*Problem to work on*. Print every entry exactly as written.

[Chart and figure data]
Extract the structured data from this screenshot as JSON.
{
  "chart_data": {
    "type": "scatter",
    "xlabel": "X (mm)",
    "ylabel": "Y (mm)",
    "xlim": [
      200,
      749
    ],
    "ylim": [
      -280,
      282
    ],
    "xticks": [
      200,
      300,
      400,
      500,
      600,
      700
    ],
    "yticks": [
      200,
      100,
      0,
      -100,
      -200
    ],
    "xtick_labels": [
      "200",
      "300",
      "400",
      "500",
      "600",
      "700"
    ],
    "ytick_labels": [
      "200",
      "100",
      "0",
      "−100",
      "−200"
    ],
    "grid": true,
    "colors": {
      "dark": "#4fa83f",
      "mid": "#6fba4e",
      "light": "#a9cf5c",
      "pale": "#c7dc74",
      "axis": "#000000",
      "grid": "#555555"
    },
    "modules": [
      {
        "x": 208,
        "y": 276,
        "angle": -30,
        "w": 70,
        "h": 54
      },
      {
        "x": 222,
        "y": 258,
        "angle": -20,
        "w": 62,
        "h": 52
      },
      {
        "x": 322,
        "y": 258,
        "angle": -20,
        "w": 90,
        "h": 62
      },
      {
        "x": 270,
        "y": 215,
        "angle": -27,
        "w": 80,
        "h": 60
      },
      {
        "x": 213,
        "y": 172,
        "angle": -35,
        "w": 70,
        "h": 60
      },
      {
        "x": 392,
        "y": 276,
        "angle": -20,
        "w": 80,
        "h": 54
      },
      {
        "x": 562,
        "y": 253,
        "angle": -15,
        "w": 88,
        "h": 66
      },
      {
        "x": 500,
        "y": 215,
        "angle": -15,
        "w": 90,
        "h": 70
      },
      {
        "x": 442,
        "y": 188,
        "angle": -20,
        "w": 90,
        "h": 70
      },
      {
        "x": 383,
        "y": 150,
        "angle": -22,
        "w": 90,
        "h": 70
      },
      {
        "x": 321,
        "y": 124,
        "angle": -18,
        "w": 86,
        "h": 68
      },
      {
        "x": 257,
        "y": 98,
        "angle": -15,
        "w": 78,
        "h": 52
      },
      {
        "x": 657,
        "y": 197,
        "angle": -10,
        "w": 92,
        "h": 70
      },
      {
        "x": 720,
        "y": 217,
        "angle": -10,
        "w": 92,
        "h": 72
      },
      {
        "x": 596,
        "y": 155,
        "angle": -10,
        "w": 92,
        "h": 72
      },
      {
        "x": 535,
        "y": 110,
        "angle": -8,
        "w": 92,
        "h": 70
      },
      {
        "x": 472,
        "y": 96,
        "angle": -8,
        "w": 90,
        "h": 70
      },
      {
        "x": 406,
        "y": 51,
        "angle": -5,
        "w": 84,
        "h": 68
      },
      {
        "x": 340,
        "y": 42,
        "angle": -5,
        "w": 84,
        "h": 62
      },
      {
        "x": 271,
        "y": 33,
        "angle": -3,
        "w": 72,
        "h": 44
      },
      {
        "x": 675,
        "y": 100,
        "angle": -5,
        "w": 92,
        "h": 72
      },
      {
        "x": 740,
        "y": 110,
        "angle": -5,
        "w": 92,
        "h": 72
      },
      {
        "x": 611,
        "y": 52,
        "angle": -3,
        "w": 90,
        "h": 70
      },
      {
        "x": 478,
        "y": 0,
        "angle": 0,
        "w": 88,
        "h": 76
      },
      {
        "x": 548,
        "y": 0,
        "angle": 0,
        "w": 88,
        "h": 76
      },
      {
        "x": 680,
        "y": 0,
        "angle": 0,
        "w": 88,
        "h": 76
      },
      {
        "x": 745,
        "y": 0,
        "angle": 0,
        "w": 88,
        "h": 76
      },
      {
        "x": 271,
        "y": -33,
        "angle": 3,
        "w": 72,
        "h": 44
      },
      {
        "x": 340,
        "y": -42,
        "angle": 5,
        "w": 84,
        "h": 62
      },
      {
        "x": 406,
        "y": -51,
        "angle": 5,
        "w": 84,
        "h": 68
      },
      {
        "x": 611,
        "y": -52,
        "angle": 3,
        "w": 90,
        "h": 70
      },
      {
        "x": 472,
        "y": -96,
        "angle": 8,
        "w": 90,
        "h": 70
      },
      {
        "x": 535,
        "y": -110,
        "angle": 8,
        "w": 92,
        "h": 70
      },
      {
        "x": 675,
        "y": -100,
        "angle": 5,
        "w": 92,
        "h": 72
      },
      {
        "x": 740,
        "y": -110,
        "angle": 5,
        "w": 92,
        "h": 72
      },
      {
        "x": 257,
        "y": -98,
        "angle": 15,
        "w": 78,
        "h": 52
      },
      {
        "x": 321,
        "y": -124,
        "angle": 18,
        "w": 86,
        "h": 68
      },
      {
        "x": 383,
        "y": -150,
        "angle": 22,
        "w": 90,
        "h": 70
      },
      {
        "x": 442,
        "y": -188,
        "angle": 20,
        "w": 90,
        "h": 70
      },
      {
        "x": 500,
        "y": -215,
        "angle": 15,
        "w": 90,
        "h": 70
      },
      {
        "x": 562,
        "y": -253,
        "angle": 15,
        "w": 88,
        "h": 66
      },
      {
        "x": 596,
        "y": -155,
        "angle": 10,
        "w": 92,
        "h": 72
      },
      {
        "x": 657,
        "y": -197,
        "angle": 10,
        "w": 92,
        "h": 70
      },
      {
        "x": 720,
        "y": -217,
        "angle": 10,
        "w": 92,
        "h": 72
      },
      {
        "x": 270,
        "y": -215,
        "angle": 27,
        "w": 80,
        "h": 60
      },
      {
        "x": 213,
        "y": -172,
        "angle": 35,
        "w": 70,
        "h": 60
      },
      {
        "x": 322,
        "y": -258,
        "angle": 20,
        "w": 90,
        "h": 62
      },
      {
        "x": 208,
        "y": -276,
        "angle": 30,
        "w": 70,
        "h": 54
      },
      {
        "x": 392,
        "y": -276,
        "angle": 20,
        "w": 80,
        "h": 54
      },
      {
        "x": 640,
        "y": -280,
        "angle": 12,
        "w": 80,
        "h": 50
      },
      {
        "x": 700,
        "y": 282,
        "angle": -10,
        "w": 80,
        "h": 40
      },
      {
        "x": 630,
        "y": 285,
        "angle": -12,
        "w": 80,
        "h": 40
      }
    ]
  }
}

*Solution*.
Extract the structured data from this screenshot as JSON.
{
  "chart_data": {
    "type": "scatter",
    "xlabel": "X (mm)",
    "ylabel": "Y (mm)",
    "xlim": [
      200,
      749
    ],
    "ylim": [
      -280,
      282
    ],
    "xticks": [
      200,
      300,
      400,
      500,
      600,
      700
    ],
    "yticks": [
      200,
      100,
      0,
      -100,
      -200
    ],
    "xtick_labels": [
      "200",
      "300",
      "400",
      "500",
      "600",
      "700"
    ],
    "ytick_labels": [
      "200",
      "100",
      "0",
      "−100",
      "−200"
    ],
    "grid": true,
    "colors": {
      "dark": "#4fa83f",
      "mid": "#6fba4e",
      "light": "#a9cf5c",
      "pale": "#c7dc74",
      "axis": "#000000",
      "grid": "#555555"
    },
    "modules": [
      {
        "x": 208,
        "y": 276,
        "angle": -30,
        "w": 70,
        "h": 54
      },
      {
        "x": 222,
        "y": 258,
        "angle": -20,
        "w": 62,
        "h": 52
      },
      {
        "x": 322,
        "y": 258,
        "angle": -20,
        "w": 90,
        "h": 62
      },
      {
        "x": 270,
        "y": 215,
        "angle": -27,
        "w": 80,
        "h": 60
      },
      {
        "x": 213,
        "y": 172,
        "angle": -35,
        "w": 70,
        "h": 60
      },
      {
        "x": 392,
        "y": 276,
        "angle": -20,
        "w": 80,
        "h": 54
      },
      {
        "x": 562,
        "y": 253,
        "angle": -15,
        "w": 88,
        "h": 66
      },
      {
        "x": 500,
        "y": 215,
        "angle": -15,
        "w": 90,
        "h": 70
      },
      {
        "x": 442,
        "y": 188,
        "angle": -20,
        "w": 90,
        "h": 70
      },
      {
        "x": 383,
        "y": 150,
        "angle": -22,
        "w": 90,
        "h": 70
      },
      {
        "x": 321,
        "y": 124,
        "angle": -18,
        "w": 86,
        "h": 68
      },
      {
        "x": 257,
        "y": 98,
        "angle": -15,
        "w": 78,
        "h": 52
      },
      {
        "x": 657,
        "y": 197,
        "angle": -10,
        "w": 92,
        "h": 70
      },
      {
        "x": 720,
        "y": 217,
        "angle": -10,
        "w": 92,
        "h": 72
      },
      {
        "x": 596,
        "y": 155,
        "angle": -10,
        "w": 92,
        "h": 72
      },
      {
        "x": 535,
        "y": 110,
        "angle": -8,
        "w": 92,
        "h": 70
      },
      {
        "x": 472,
        "y": 96,
        "angle": -8,
        "w": 90,
        "h": 70
      },
      {
        "x": 406,
        "y": 51,
        "angle": -5,
        "w": 84,
        "h": 68
      },
      {
        "x": 340,
        "y": 42,
        "angle": -5,
        "w": 84,
        "h": 62
      },
      {
        "x": 271,
        "y": 33,
        "angle": -3,
        "w": 72,
        "h": 44
      },
      {
        "x": 675,
        "y": 100,
        "angle": -5,
        "w": 92,
        "h": 72
      },
      {
        "x": 740,
        "y": 110,
        "angle": -5,
        "w": 92,
        "h": 72
      },
      {
        "x": 611,
        "y": 52,
        "angle": -3,
        "w": 90,
        "h": 70
      },
      {
        "x": 478,
        "y": 0,
        "angle": 0,
        "w": 88,
        "h": 76
      },
      {
        "x": 548,
        "y": 0,
        "angle": 0,
        "w": 88,
        "h": 76
      },
      {
        "x": 680,
        "y": 0,
        "angle": 0,
        "w": 88,
        "h": 76
      },
      {
        "x": 745,
        "y": 0,
        "angle": 0,
        "w": 88,
        "h": 76
      },
      {
        "x": 271,
        "y": -33,
        "angle": 3,
        "w": 72,
        "h": 44
      },
      {
        "x": 340,
        "y": -42,
        "angle": 5,
        "w": 84,
        "h": 62
      },
      {
        "x": 406,
        "y": -51,
        "angle": 5,
        "w": 84,
        "h": 68
      },
      {
        "x": 611,
        "y": -52,
        "angle": 3,
        "w": 90,
        "h": 70
      },
      {
        "x": 472,
        "y": -96,
        "angle": 8,
        "w": 90,
        "h": 70
      },
      {
        "x": 535,
        "y": -110,
        "angle": 8,
        "w": 92,
        "h": 70
      },
      {
        "x": 675,
        "y": -100,
        "angle": 5,
        "w": 92,
        "h": 72
      },
      {
        "x": 740,
        "y": -110,
        "angle": 5,
        "w": 92,
        "h": 72
      },
      {
        "x": 257,
        "y": -98,
        "angle": 15,
        "w": 78,
        "h": 52
      },
      {
        "x": 321,
        "y": -124,
        "angle": 18,
        "w": 86,
        "h": 68
      },
      {
        "x": 383,
        "y": -150,
        "angle": 22,
        "w": 90,
        "h": 70
      },
      {
        "x": 442,
        "y": -188,
        "angle": 20,
        "w": 90,
        "h": 70
      },
      {
        "x": 500,
        "y": -215,
        "angle": 15,
        "w": 90,
        "h": 70
      },
      {
        "x": 562,
        "y": -253,
        "angle": 15,
        "w": 88,
        "h": 66
      },
      {
        "x": 596,
        "y": -155,
        "angle": 10,
        "w": 92,
        "h": 72
      },
      {
        "x": 657,
        "y": -197,
        "angle": 10,
        "w": 92,
        "h": 70
      },
      {
        "x": 720,
        "y": -217,
        "angle": 10,
        "w": 92,
        "h": 72
      },
      {
        "x": 270,
        "y": -215,
        "angle": 27,
        "w": 80,
        "h": 60
      },
      {
        "x": 213,
        "y": -172,
        "angle": 35,
        "w": 70,
        "h": 60
      },
      {
        "x": 322,
        "y": -258,
        "angle": 20,
        "w": 90,
        "h": 62
      },
      {
        "x": 208,
        "y": -276,
        "angle": 30,
        "w": 70,
        "h": 54
      },
      {
        "x": 392,
        "y": -276,
        "angle": 20,
        "w": 80,
        "h": 54
      },
      {
        "x": 640,
        "y": -280,
        "angle": 12,
        "w": 80,
        "h": 50
      },
      {
        "x": 700,
        "y": 282,
        "angle": -10,
        "w": 80,
        "h": 40
      },
      {
        "x": 630,
        "y": 285,
        "angle": -12,
        "w": 80,
        "h": 40
      }
    ]
  }
}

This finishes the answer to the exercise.